Reproduce the listing word for word. Skip any image.

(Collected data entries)
— BEGIN —
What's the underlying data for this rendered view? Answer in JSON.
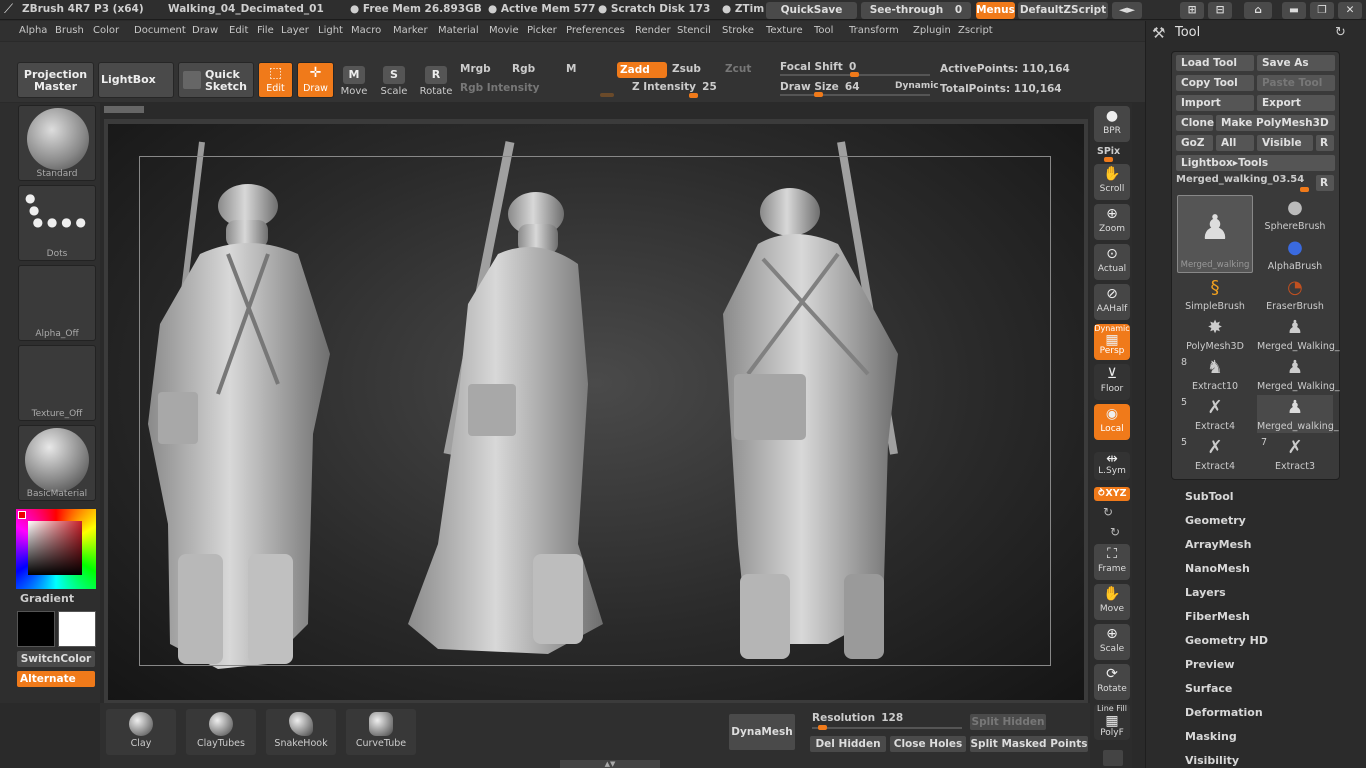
{
  "title": {
    "app": "ZBrush 4R7 P3 (x64)",
    "document": "Walking_04_Decimated_01",
    "free_mem": "● Free Mem 26.893GB",
    "active_mem": "● Active Mem 577",
    "scratch": "● Scratch Disk 173",
    "ztime": "● ZTim",
    "quicksave": "QuickSave",
    "seethrough": "See-through",
    "seethrough_value": "0",
    "menus": "Menus",
    "default_zscript": "DefaultZScript"
  },
  "menu": [
    "Alpha",
    "Brush",
    "Color",
    "Document",
    "Draw",
    "Edit",
    "File",
    "Layer",
    "Light",
    "Macro",
    "Marker",
    "Material",
    "Movie",
    "Picker",
    "Preferences",
    "Render",
    "Stencil",
    "Stroke",
    "Texture",
    "Tool",
    "Transform",
    "Zplugin",
    "Zscript"
  ],
  "toolbar": {
    "projection_master": "Projection Master",
    "lightbox": "LightBox",
    "quick_sketch": "Quick Sketch",
    "edit": "Edit",
    "draw": "Draw",
    "move": "Move",
    "scale": "Scale",
    "rotate": "Rotate",
    "mrgb": "Mrgb",
    "rgb": "Rgb",
    "m": "M",
    "rgb_intensity": "Rgb Intensity",
    "zadd": "Zadd",
    "zsub": "Zsub",
    "zcut": "Zcut",
    "z_intensity": "Z Intensity",
    "z_intensity_value": "25",
    "focal_shift": "Focal Shift",
    "focal_shift_value": "0",
    "draw_size": "Draw Size",
    "draw_size_value": "64",
    "dynamic": "Dynamic",
    "active_points": "ActivePoints: 110,164",
    "total_points": "TotalPoints: 110,164"
  },
  "left_shelf": {
    "standard": "Standard",
    "dots": "Dots",
    "alpha_off": "Alpha_Off",
    "texture_off": "Texture_Off",
    "basic_material": "BasicMaterial",
    "gradient": "Gradient",
    "switch_color": "SwitchColor",
    "alternate": "Alternate"
  },
  "right_shelf": {
    "bpr": "BPR",
    "spix": "SPix",
    "scroll": "Scroll",
    "zoom": "Zoom",
    "actual": "Actual",
    "aahalf": "AAHalf",
    "dynamic": "Dynamic",
    "persp": "Persp",
    "floor": "Floor",
    "local": "Local",
    "lsym": "L.Sym",
    "xyz": "⥁XYZ",
    "frame": "Frame",
    "move": "Move",
    "scale": "Scale",
    "rotate": "Rotate",
    "line_fill": "Line Fill",
    "polyf": "PolyF"
  },
  "tool_panel": {
    "title": "Tool",
    "load_tool": "Load Tool",
    "save_as": "Save As",
    "copy_tool": "Copy Tool",
    "paste_tool": "Paste Tool",
    "import": "Import",
    "export": "Export",
    "clone": "Clone",
    "make_polymesh": "Make PolyMesh3D",
    "goz": "GoZ",
    "all": "All",
    "visible": "Visible",
    "r": "R",
    "lightbox_tools": "Lightbox▸Tools",
    "current_tool": "Merged_walking_03.",
    "current_tool_value": "54",
    "tools": [
      {
        "label": "Merged_walking",
        "badge": ""
      },
      {
        "label": "SphereBrush",
        "badge": ""
      },
      {
        "label": "AlphaBrush",
        "badge": ""
      },
      {
        "label": "SimpleBrush",
        "badge": ""
      },
      {
        "label": "EraserBrush",
        "badge": ""
      },
      {
        "label": "PolyMesh3D",
        "badge": ""
      },
      {
        "label": "Merged_Walking_",
        "badge": ""
      },
      {
        "label": "Extract10",
        "badge": "8"
      },
      {
        "label": "Merged_Walking_",
        "badge": ""
      },
      {
        "label": "Extract4",
        "badge": "5"
      },
      {
        "label": "Merged_walking_",
        "badge": ""
      },
      {
        "label": "Extract4",
        "badge": "5"
      },
      {
        "label": "Extract3",
        "badge": "7"
      }
    ],
    "sections": [
      "SubTool",
      "Geometry",
      "ArrayMesh",
      "NanoMesh",
      "Layers",
      "FiberMesh",
      "Geometry HD",
      "Preview",
      "Surface",
      "Deformation",
      "Masking",
      "Visibility"
    ]
  },
  "bottom": {
    "brushes": [
      "Clay",
      "ClayTubes",
      "SnakeHook",
      "CurveTube"
    ],
    "dynamesh": "DynaMesh",
    "resolution": "Resolution",
    "resolution_value": "128",
    "split_hidden": "Split Hidden",
    "del_hidden": "Del Hidden",
    "close_holes": "Close Holes",
    "split_masked": "Split Masked Points"
  },
  "colors": {
    "accent": "#f07a1a",
    "main_color": "#000000",
    "secondary_color": "#ffffff"
  }
}
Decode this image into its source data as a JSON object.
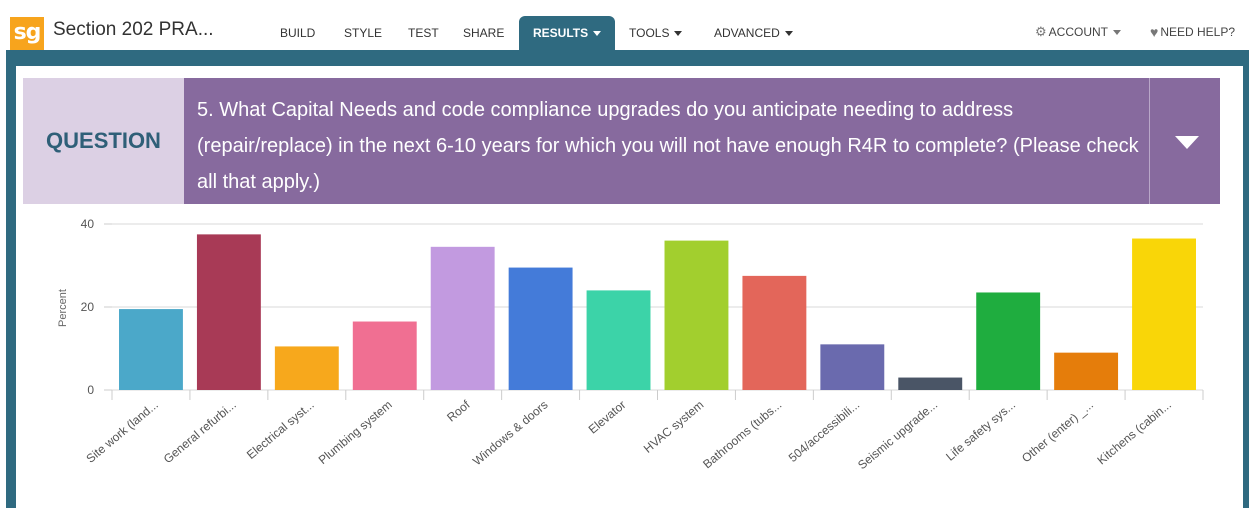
— END —
SOLVED EXERCISE
What's the underlying data for this rendered view? Answer in JSON.
{
  "title": {
    "app": "ZBrush 4R7 P3 (x64)",
    "document": "Walking_04_Decimated_01",
    "free_mem": "● Free Mem 26.893GB",
    "active_mem": "● Active Mem 577",
    "scratch": "● Scratch Disk 173",
    "ztime": "● ZTim",
    "quicksave": "QuickSave",
    "seethrough": "See-through",
    "seethrough_value": "0",
    "menus": "Menus",
    "default_zscript": "DefaultZScript"
  },
  "menu": [
    "Alpha",
    "Brush",
    "Color",
    "Document",
    "Draw",
    "Edit",
    "File",
    "Layer",
    "Light",
    "Macro",
    "Marker",
    "Material",
    "Movie",
    "Picker",
    "Preferences",
    "Render",
    "Stencil",
    "Stroke",
    "Texture",
    "Tool",
    "Transform",
    "Zplugin",
    "Zscript"
  ],
  "toolbar": {
    "projection_master": "Projection Master",
    "lightbox": "LightBox",
    "quick_sketch": "Quick Sketch",
    "edit": "Edit",
    "draw": "Draw",
    "move": "Move",
    "scale": "Scale",
    "rotate": "Rotate",
    "mrgb": "Mrgb",
    "rgb": "Rgb",
    "m": "M",
    "rgb_intensity": "Rgb Intensity",
    "zadd": "Zadd",
    "zsub": "Zsub",
    "zcut": "Zcut",
    "z_intensity": "Z Intensity",
    "z_intensity_value": "25",
    "focal_shift": "Focal Shift",
    "focal_shift_value": "0",
    "draw_size": "Draw Size",
    "draw_size_value": "64",
    "dynamic": "Dynamic",
    "active_points": "ActivePoints: 110,164",
    "total_points": "TotalPoints: 110,164"
  },
  "left_shelf": {
    "standard": "Standard",
    "dots": "Dots",
    "alpha_off": "Alpha_Off",
    "texture_off": "Texture_Off",
    "basic_material": "BasicMaterial",
    "gradient": "Gradient",
    "switch_color": "SwitchColor",
    "alternate": "Alternate"
  },
  "right_shelf": {
    "bpr": "BPR",
    "spix": "SPix",
    "scroll": "Scroll",
    "zoom": "Zoom",
    "actual": "Actual",
    "aahalf": "AAHalf",
    "dynamic": "Dynamic",
    "persp": "Persp",
    "floor": "Floor",
    "local": "Local",
    "lsym": "L.Sym",
    "xyz": "⥁XYZ",
    "frame": "Frame",
    "move": "Move",
    "scale": "Scale",
    "rotate": "Rotate",
    "line_fill": "Line Fill",
    "polyf": "PolyF"
  },
  "tool_panel": {
    "title": "Tool",
    "load_tool": "Load Tool",
    "save_as": "Save As",
    "copy_tool": "Copy Tool",
    "paste_tool": "Paste Tool",
    "import": "Import",
    "export": "Export",
    "clone": "Clone",
    "make_polymesh": "Make PolyMesh3D",
    "goz": "GoZ",
    "all": "All",
    "visible": "Visible",
    "r": "R",
    "lightbox_tools": "Lightbox▸Tools",
    "current_tool": "Merged_walking_03.",
    "current_tool_value": "54",
    "tools": [
      {
        "label": "Merged_walking",
        "badge": ""
      },
      {
        "label": "SphereBrush",
        "badge": ""
      },
      {
        "label": "AlphaBrush",
        "badge": ""
      },
      {
        "label": "SimpleBrush",
        "badge": ""
      },
      {
        "label": "EraserBrush",
        "badge": ""
      },
      {
        "label": "PolyMesh3D",
        "badge": ""
      },
      {
        "label": "Merged_Walking_",
        "badge": ""
      },
      {
        "label": "Extract10",
        "badge": "8"
      },
      {
        "label": "Merged_Walking_",
        "badge": ""
      },
      {
        "label": "Extract4",
        "badge": "5"
      },
      {
        "label": "Merged_walking_",
        "badge": ""
      },
      {
        "label": "Extract4",
        "badge": "5"
      },
      {
        "label": "Extract3",
        "badge": "7"
      }
    ],
    "sections": [
      "SubTool",
      "Geometry",
      "ArrayMesh",
      "NanoMesh",
      "Layers",
      "FiberMesh",
      "Geometry HD",
      "Preview",
      "Surface",
      "Deformation",
      "Masking",
      "Visibility"
    ]
  },
  "bottom": {
    "brushes": [
      "Clay",
      "ClayTubes",
      "SnakeHook",
      "CurveTube"
    ],
    "dynamesh": "DynaMesh",
    "resolution": "Resolution",
    "resolution_value": "128",
    "split_hidden": "Split Hidden",
    "del_hidden": "Del Hidden",
    "close_holes": "Close Holes",
    "split_masked": "Split Masked Points"
  },
  "colors": {
    "accent": "#f07a1a",
    "main_color": "#000000",
    "secondary_color": "#ffffff"
  }
}
Decode this image into its source data as a JSON object.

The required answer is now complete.